Passage shown:
Relative to young adults, older adults exhibited lower perceptual weight on spectral quality (see Fig. 2), particularly for stimuli most like “SAT,” and significantly greater perceptual weight on duration (see Fig. 3) in quiet and in noise, indicated by the interactions between age group and cue slope in the regression models. This finding is in line with the prediction that age-related changes in physiological processing impair auditory periodicity coding. Similarly, Dorman (1985) found that older listeners with and without hearing loss experienced difficulty identifying sounds contrasted by formant onset frequency relative to young adults. They observed no differences between age groups in identifying stimuli in which frication noise duration or formant transition duration varied. In addition, compared to young adults, Shen (2016) observed poorer tracking of dynamic pitch in vowels in older adults and Souza (2015) found that older listeners with hearing loss relied more on temporal cues than on static spectral cues. Age-related changes in the auditory system thus seem to particularly decrease perception of spectral cues for speech categorization. In addition, the use of a cue-trading paradigm in the current study enabled observation of older adults' ability to place greater reliance on an alternative cue, duration, when perception of the spectral cue may be decreased.

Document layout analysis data
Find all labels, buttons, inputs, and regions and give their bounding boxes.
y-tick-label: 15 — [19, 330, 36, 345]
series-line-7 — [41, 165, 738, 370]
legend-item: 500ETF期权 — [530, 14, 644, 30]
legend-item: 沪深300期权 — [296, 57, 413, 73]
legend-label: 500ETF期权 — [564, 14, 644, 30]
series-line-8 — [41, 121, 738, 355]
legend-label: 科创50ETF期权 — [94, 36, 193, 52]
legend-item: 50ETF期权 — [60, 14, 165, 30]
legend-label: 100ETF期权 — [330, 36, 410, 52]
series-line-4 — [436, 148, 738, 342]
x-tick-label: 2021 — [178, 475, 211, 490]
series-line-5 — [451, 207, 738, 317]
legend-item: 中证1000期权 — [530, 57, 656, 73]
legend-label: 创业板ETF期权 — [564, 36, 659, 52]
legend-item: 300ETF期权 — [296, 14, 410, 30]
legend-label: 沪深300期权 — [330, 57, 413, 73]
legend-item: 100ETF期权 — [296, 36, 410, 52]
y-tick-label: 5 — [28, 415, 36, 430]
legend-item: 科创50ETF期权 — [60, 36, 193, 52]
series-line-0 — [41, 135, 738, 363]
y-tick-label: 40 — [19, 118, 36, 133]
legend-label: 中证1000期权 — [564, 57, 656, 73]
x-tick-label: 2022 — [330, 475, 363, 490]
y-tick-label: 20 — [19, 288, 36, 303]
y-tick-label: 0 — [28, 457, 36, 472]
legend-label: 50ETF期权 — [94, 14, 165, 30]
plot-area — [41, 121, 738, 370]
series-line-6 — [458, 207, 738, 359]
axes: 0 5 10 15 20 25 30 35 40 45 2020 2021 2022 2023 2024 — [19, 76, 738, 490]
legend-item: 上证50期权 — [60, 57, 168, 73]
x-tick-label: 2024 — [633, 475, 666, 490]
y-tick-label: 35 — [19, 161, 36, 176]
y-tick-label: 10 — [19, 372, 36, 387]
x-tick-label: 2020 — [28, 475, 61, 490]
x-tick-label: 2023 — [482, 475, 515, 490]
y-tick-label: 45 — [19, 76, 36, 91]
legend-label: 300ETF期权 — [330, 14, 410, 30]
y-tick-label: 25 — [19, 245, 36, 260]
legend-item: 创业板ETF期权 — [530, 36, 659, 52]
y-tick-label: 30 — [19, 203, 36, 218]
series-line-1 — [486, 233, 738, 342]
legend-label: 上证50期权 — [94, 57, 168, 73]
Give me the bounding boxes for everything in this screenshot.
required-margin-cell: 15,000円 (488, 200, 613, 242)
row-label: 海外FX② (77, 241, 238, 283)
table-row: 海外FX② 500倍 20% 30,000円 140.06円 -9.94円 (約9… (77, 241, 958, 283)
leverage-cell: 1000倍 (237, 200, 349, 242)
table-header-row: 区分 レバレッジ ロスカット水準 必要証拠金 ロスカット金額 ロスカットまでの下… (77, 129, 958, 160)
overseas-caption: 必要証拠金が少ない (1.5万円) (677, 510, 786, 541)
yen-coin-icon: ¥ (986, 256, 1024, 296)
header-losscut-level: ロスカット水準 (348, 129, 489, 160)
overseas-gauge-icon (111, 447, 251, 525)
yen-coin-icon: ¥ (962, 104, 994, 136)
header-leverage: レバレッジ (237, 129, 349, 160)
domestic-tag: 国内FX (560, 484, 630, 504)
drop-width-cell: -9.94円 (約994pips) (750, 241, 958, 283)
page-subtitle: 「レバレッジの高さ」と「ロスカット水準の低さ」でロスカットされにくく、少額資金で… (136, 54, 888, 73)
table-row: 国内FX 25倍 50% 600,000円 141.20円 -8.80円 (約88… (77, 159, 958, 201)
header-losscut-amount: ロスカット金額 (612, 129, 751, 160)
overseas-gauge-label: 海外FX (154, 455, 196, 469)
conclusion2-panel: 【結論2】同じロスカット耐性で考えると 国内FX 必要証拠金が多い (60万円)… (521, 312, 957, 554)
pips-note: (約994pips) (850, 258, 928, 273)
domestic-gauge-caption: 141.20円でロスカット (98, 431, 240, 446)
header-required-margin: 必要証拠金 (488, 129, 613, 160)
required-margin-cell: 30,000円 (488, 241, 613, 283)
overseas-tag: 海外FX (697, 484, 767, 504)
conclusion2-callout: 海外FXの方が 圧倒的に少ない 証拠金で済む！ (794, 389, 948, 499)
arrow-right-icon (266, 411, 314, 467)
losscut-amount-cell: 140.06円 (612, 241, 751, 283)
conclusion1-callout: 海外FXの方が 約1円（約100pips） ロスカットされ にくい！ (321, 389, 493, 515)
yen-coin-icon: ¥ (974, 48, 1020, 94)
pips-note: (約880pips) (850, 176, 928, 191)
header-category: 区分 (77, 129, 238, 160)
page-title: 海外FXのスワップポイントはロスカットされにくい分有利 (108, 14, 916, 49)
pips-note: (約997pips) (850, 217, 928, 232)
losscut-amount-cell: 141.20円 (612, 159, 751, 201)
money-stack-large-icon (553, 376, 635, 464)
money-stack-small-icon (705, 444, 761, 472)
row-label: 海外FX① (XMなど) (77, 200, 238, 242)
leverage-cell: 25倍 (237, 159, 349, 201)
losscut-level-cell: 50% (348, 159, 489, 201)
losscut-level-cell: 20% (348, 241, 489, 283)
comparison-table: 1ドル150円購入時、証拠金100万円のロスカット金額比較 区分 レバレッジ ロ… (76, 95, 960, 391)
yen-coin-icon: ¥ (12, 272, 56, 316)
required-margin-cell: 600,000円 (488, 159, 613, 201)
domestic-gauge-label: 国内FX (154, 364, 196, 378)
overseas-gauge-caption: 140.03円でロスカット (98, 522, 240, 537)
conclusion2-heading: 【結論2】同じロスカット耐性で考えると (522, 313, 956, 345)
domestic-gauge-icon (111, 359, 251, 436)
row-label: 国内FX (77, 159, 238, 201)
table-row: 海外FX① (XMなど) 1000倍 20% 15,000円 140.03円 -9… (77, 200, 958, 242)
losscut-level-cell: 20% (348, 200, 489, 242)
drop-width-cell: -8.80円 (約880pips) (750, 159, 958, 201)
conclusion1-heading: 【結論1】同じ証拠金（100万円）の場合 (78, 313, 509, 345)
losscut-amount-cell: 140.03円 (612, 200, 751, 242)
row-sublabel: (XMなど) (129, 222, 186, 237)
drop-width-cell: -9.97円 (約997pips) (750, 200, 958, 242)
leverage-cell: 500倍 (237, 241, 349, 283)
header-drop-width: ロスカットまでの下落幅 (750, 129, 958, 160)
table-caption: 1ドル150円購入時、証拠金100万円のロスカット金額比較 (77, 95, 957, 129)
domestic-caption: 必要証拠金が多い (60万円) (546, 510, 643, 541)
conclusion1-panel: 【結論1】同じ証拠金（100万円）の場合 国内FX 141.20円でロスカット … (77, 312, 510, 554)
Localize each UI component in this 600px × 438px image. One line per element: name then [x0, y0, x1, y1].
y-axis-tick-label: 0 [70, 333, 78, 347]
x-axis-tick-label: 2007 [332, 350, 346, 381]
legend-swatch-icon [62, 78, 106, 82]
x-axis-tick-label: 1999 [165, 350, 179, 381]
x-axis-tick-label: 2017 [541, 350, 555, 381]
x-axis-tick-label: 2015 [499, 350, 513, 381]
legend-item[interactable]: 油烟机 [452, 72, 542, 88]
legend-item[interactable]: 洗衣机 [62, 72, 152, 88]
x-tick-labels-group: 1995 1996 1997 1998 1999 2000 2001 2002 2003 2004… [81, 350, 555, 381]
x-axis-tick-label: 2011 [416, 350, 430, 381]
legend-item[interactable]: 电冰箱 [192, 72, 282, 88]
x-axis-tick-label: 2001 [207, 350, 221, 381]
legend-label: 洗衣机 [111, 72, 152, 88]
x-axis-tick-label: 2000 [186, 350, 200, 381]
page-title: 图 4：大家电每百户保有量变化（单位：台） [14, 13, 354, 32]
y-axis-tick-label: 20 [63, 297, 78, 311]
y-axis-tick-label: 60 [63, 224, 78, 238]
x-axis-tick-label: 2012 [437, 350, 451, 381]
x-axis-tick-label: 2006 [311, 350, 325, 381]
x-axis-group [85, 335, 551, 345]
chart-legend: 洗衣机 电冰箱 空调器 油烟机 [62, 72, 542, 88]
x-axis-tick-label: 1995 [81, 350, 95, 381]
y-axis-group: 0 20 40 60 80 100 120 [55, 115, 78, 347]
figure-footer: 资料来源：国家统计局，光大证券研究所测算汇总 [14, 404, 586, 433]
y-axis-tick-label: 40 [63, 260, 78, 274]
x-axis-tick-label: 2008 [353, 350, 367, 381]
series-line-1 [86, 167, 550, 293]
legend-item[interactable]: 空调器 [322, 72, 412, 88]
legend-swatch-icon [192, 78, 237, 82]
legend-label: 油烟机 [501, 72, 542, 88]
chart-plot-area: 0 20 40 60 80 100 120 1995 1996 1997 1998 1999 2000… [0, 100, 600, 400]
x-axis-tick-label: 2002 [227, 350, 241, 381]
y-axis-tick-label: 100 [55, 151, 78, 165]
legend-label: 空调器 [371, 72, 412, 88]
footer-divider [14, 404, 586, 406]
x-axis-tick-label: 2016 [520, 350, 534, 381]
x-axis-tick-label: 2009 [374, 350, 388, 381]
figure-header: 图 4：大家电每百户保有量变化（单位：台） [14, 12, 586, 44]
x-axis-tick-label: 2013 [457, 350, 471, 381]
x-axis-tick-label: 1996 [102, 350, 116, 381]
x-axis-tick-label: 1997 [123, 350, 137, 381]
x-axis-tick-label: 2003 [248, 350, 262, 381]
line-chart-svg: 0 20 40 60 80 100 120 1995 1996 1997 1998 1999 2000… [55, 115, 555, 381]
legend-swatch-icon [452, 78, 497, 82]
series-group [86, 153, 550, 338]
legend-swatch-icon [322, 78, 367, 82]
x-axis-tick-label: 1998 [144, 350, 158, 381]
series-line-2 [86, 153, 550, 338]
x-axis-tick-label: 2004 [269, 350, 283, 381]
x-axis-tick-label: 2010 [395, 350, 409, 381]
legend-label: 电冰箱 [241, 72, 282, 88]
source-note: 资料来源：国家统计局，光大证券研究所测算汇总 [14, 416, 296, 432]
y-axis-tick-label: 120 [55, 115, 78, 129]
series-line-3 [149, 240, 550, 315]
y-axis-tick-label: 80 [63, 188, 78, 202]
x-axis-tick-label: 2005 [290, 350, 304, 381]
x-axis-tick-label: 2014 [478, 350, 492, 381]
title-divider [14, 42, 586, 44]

Complete the following:
1 > Answer these questions from the passage on age and speech cues:
(a) Which figure shows perceptual weight on duration?
(b) Per Dorman (1985), what contrast between sounds gave older listeners difficulty?
(c) Per Souza (2015), what did older listeners with hearing loss rely on more than static spectral cues?
2 > Why does the passage on age and speech cues conclude that age-related changes in the auditory system particularly decrease perception of spectral cues for speech categorization?

Solutions by task:
1 >
(a) Fig. 3
(b) Formant onset frequency
(c) Temporal cues

2 > In the current study, older adults placed lower perceptual weight on spectral quality than young adults. Other studies point the same way: Dorman (1985) found older listeners had difficulty with sounds contrasted by formant onset frequency but not with duration contrasts, Shen (2016) observed poorer tracking of dynamic pitch in vowels, and Souza (2015) found older listeners with hearing loss relied more on temporal cues than on static spectral cues.